[Input rows]
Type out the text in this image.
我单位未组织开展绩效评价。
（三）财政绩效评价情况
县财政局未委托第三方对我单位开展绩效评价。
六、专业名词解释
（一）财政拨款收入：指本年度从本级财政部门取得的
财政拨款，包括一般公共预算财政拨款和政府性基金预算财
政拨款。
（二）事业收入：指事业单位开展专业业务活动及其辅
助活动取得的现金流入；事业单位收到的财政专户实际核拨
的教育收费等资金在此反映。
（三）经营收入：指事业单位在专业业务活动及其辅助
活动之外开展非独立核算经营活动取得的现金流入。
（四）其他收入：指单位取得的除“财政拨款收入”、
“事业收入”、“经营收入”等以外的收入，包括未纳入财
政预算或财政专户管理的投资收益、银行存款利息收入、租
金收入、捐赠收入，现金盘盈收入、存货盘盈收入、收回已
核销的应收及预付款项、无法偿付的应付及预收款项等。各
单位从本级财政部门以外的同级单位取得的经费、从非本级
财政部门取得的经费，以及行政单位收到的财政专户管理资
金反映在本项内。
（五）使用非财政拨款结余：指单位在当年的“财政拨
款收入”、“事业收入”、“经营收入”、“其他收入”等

[Exercise objective] Every record should be given again exactly.

[Full output]
Type out the text in this image.
我单位未组织开展绩效评价。
（三）财政绩效评价情况
县财政局未委托第三方对我单位开展绩效评价。
六、专业名词解释
（一）财政拨款收入：指本年度从本级财政部门取得的
财政拨款，包括一般公共预算财政拨款和政府性基金预算财
政拨款。
（二）事业收入：指事业单位开展专业业务活动及其辅
助活动取得的现金流入；事业单位收到的财政专户实际核拨
的教育收费等资金在此反映。
（三）经营收入：指事业单位在专业业务活动及其辅助
活动之外开展非独立核算经营活动取得的现金流入。
（四）其他收入：指单位取得的除“财政拨款收入”、
“事业收入”、“经营收入”等以外的收入，包括未纳入财
政预算或财政专户管理的投资收益、银行存款利息收入、租
金收入、捐赠收入，现金盘盈收入、存货盘盈收入、收回已
核销的应收及预付款项、无法偿付的应付及预收款项等。各
单位从本级财政部门以外的同级单位取得的经费、从非本级
财政部门取得的经费，以及行政单位收到的财政专户管理资
金反映在本项内。
（五）使用非财政拨款结余：指单位在当年的“财政拨
款收入”、“事业收入”、“经营收入”、“其他收入”等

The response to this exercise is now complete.